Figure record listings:
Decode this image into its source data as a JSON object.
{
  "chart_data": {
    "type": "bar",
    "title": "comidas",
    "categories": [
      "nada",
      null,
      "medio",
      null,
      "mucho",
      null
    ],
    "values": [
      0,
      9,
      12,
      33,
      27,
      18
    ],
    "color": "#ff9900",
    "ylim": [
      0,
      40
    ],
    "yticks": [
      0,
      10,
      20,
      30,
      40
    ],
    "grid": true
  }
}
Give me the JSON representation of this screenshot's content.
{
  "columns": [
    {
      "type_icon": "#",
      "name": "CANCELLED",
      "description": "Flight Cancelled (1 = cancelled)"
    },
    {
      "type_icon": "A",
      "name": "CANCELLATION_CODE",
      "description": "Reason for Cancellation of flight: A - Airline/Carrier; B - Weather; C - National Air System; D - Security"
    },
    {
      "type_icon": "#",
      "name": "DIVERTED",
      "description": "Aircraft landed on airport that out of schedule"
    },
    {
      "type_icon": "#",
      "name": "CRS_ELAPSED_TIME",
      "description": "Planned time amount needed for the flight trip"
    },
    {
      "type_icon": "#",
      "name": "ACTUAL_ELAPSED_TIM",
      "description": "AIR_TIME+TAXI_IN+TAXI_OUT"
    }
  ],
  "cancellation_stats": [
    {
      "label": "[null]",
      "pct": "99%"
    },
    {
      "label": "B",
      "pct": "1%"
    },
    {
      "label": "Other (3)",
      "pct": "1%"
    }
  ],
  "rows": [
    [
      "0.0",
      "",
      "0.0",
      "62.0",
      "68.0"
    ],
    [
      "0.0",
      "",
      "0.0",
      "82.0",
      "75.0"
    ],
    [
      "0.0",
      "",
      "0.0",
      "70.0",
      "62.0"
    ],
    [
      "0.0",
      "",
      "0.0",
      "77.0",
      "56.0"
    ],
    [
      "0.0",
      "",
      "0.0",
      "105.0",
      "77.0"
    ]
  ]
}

Job:
Output the complete data exactly as written.

Answer for this exercise:
Decode this image into its source data as a JSON object.
{
  "chart_data": {
    "type": "bar",
    "title": "comidas",
    "categories": [
      "nada",
      null,
      "medio",
      null,
      "mucho",
      null
    ],
    "values": [
      0,
      9,
      12,
      33,
      27,
      18
    ],
    "color": "#ff9900",
    "ylim": [
      0,
      40
    ],
    "yticks": [
      0,
      10,
      20,
      30,
      40
    ],
    "grid": true
  }
}
Give me the JSON representation of this screenshot's content.
{
  "columns": [
    {
      "type_icon": "#",
      "name": "CANCELLED",
      "description": "Flight Cancelled (1 = cancelled)"
    },
    {
      "type_icon": "A",
      "name": "CANCELLATION_CODE",
      "description": "Reason for Cancellation of flight: A - Airline/Carrier; B - Weather; C - National Air System; D - Security"
    },
    {
      "type_icon": "#",
      "name": "DIVERTED",
      "description": "Aircraft landed on airport that out of schedule"
    },
    {
      "type_icon": "#",
      "name": "CRS_ELAPSED_TIME",
      "description": "Planned time amount needed for the flight trip"
    },
    {
      "type_icon": "#",
      "name": "ACTUAL_ELAPSED_TIM",
      "description": "AIR_TIME+TAXI_IN+TAXI_OUT"
    }
  ],
  "cancellation_stats": [
    {
      "label": "[null]",
      "pct": "99%"
    },
    {
      "label": "B",
      "pct": "1%"
    },
    {
      "label": "Other (3)",
      "pct": "1%"
    }
  ],
  "rows": [
    [
      "0.0",
      "",
      "0.0",
      "62.0",
      "68.0"
    ],
    [
      "0.0",
      "",
      "0.0",
      "82.0",
      "75.0"
    ],
    [
      "0.0",
      "",
      "0.0",
      "70.0",
      "62.0"
    ],
    [
      "0.0",
      "",
      "0.0",
      "77.0",
      "56.0"
    ],
    [
      "0.0",
      "",
      "0.0",
      "105.0",
      "77.0"
    ]
  ]
}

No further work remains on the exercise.